◆ WORK INSTRUCTIONS:
a) List the name of every court case mentioned in the case summary.
b) Please change the part of the case summary that opens with the words containing "North’s employment agreement" and closes with "to the employee." by putting "dismissal clause" in place of "termination clause", and give that part again.
c) Go on with the case summary from the point where it stops.

◆ TEXT EXCERPT:

(begin)

Citing its decision in Hoang v. Vicentini, 2015 ONCA 780, the court explained that when considering whether there is a conflict of interest between an insured and his insurer with respect to the insured’s legal representation, the court must find a balance between the insured’s right to a full and fair defence and the insurer’s right to control that defence because of its potential obligation to indemnify. This balance is struck by requiring that there be a “reasonable apprehension of conflict of interest” on the part of counsel appointed by the insurer before the insured is entitled to independent counsel at the insurer's expense.
The court found that there was a reasonable apprehension of a conflict between Ryan’s interests and those of RSA, which precluded the court from ruling on the merits of the appeal. The court held that Ryan ought to have had independent counsel who did not report to or take instructions from RSA.
The appeal was allowed on that basis.
3. North v. Metaswitch Networks Corporation, 2017 ONCA 790 (Feldman, Sharpe and Roberts JJ.A.), October 16, 2017
Doug North’s employment with Metaswitch Networks Corporation was governed by a written employment agreement. When his employment was terminated without cause, a dispute arose as to whether North was entitled to be paid in accordance with the written agreement or with common law reasonable notice.
North’s employment agreement contained a termination clause that amounted to a contracting out of the Employment Standards Act, 2000, S.O. 2000, c. 41 (ESA). It also contained a severability clause. At issue before the application judge and on the appeal was the interpretation and application of these two clauses in light of s. 5 of the ESA, which prohibits employers and employees from waiving or contracting out of any employment standard prescribed by the ESA, except to provide a greater benefit to the employee.
North took the position that the agreement was void under s. 5 of the ESA because the “Termination of Employment” paragraph provided that payments owed to him upon termination were to be based on his base salary, which contravened the ESA by excluding his commission. He asked for termination compensation based on common law pay in lieu of reasonable notice instead of based upon the contract.
The employer, Metaswitch, took the position that if a portion of the termination paragraph was illegal, then the offending portion should be excised from the agreement using the severability clause contained in paragraph 17(a), leaving the balance of paragraph 9(c) intact and entitling the appellant to termination pay calculated in accordance with the ESA.
North sought to have the issue of the applicability and effect of the severability clause determined by the court on an application pursuant to Rule 14 of the Rules of Civil Procedure, R.R.O. 1990, Reg. 194.
The application judge agreed with North that the impugned phrase had the effect of excluding payment of commission to which he was entitled, and therefore contravened the ESA. She concluded, however, that the parties’ intention was to comply with the ESA, and used the severability clause to excise the offending language, applying the remainder of the termination clause.
Writing for the Court of Appeal, Feldman J.A. held that the application judge erred in doing so.
Citing the court’s recent decision in Wood v. Fred Deeley Imports Ltd., 2017 ONCA 158 and the decision of the Supreme Court in Machtinger v. HOJ Industries Ltd., [1992] 1 S.C.R. 986, Feldman J.A. noted the rule that where a termination clause contracts out of an employment standard, the court is to find the entire termination clause to be void. To void merely the offending portion and leave the rest of the termination clause to be enforced is an error in law. The application judge erred in law by severing only the offending phrase that referred to using just base salary to calculate termination pay in lieu of notice, rather than finding the entire termination clause to be void.

(end)

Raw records
(begin)

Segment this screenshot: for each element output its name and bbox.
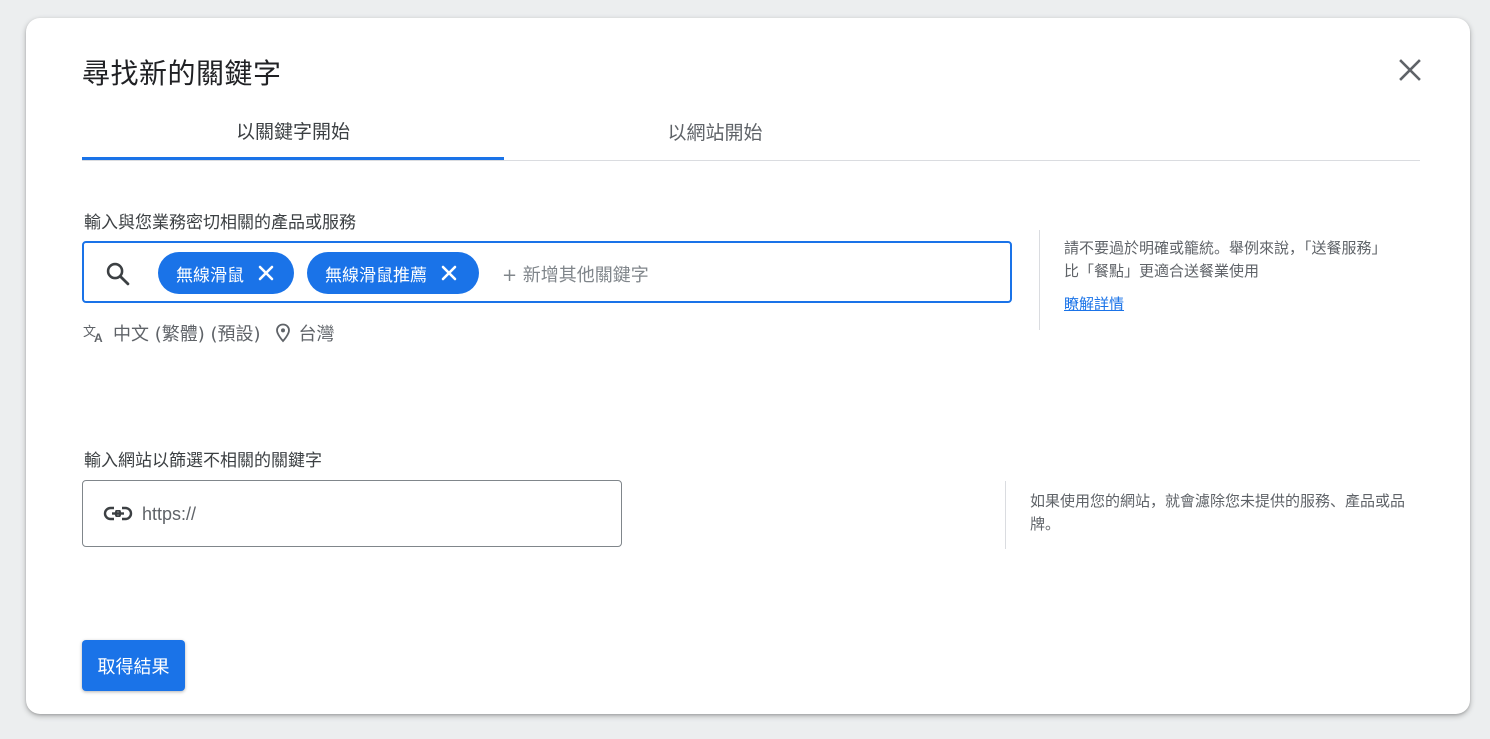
remove-chip-icon[interactable] [256,263,276,283]
keyword-chip-label: 無線滑鼠推薦 [325,265,427,286]
keyword-chip: 無線滑鼠 [158,252,294,294]
tab-start-with-website[interactable]: 以網站開始 [504,104,926,158]
add-keyword-input[interactable]: + 新增其他關鍵字 [502,261,649,287]
tab-start-with-keywords[interactable]: 以關鍵字開始 [82,104,504,160]
close-icon[interactable] [1394,54,1426,86]
website-section-label: 輸入網站以篩選不相關的關鍵字 [84,451,322,471]
location-pin-icon[interactable] [275,323,291,343]
website-input-box [82,480,622,547]
dialog-title: 尋找新的關鍵字 [82,57,282,90]
find-keywords-dialog: 尋找新的關鍵字 以關鍵字開始 以網站開始 輸入與您業務密切相關的產品或服務 無線… [26,18,1470,714]
location-setting[interactable]: 台灣 [299,320,335,346]
language-setting[interactable]: 中文 (繁體) (預設) [113,320,261,346]
keywords-section-label: 輸入與您業務密切相關的產品或服務 [84,213,356,233]
get-results-button[interactable]: 取得結果 [82,640,185,691]
keyword-hint: 請不要過於明確或籠統。舉例來說，「送餐服務」比「餐點」更適合送餐業使用 瞭解詳情 [1039,230,1399,330]
website-hint-text: 如果使用您的網站，就會濾除您未提供的服務、產品或品牌。 [1030,492,1406,533]
link-icon [103,506,133,521]
svg-text:A: A [94,331,103,344]
website-hint: 如果使用您的網站，就會濾除您未提供的服務、產品或品牌。 [1005,481,1405,549]
keyword-chip: 無線滑鼠推薦 [307,252,479,294]
keyword-input-box[interactable]: 無線滑鼠 無線滑鼠推薦 + 新增其他關鍵字 [82,241,1012,303]
translate-icon[interactable]: 文 A [83,322,107,344]
keyword-hint-text: 請不要過於明確或籠統。舉例來說，「送餐服務」比「餐點」更適合送餐業使用 [1064,239,1387,280]
learn-more-link[interactable]: 瞭解詳情 [1064,293,1124,316]
targeting-settings: 文 A 中文 (繁體) (預設) 台灣 [83,320,335,346]
tab-bar: 以關鍵字開始 以網站開始 [82,104,1420,161]
remove-chip-icon[interactable] [439,263,459,283]
website-url-input[interactable] [142,499,602,529]
search-icon [106,262,130,286]
keyword-chip-label: 無線滑鼠 [176,265,244,286]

(end)

◆ ANSWERS TO THE PROBLEMS:
a)
Hoang v. Vicentini
North v. Metaswitch Networks Corporation
Wood v. Fred Deeley Imports Ltd.
Machtinger v. HOJ Industries Ltd.

b)
North’s employment agreement contained a dismissal clause that amounted to a contracting out of the Employment Standards Act, 2000, S.O. 2000, c. 41 (ESA). It also contained a severability clause. At issue before the application judge and on the appeal was the interpretation and application of these two clauses in light of s. 5 of the ESA, which prohibits employers and employees from waiving or contracting out of any employment standard prescribed by the ESA, except to provide a greater benefit to the employee.

c)
Feldman J.A. further held that the application judge erred in law by failing to find that the severability clause had no application to the termination clause. She discussed that when a severability clause is introduced into the contract, there could be two possible approaches: (i) allow the severability clause to be used to remove the illegality in the termination clause, or (ii) determine that there is nothing on which the severability clause can act because the termination clause is void due to s. 5 of the ESA. Feldman J.A. considered both approaches, and concluded that the latter was consistent with the intent of the ESA and the Supreme Court’s decision in Machtinger. She emphasized that this conclusion did not make the severability clause void. The severability clause continued to have application to the rest of the agreement, but could not have any effect on clauses of the contract rendered void by the ESA.
Feldman J.A. concluded that North was entitled to receive termination pay based on common law pay in lieu of reasonable notice as the whole termination clause was void due to s. 5 of the ESA. The appeal was allowed, and the decision of the application judge set aside.
4. Airia Brands Inc. v. Air Canada, 2017 ONCA 792 (Gillese, MacFarland and Pepall JJ.A.), October 17, 2017
In this decision, the Court of Appeal considered the applicable test for determining jurisdiction over absent foreign claimants in a class action.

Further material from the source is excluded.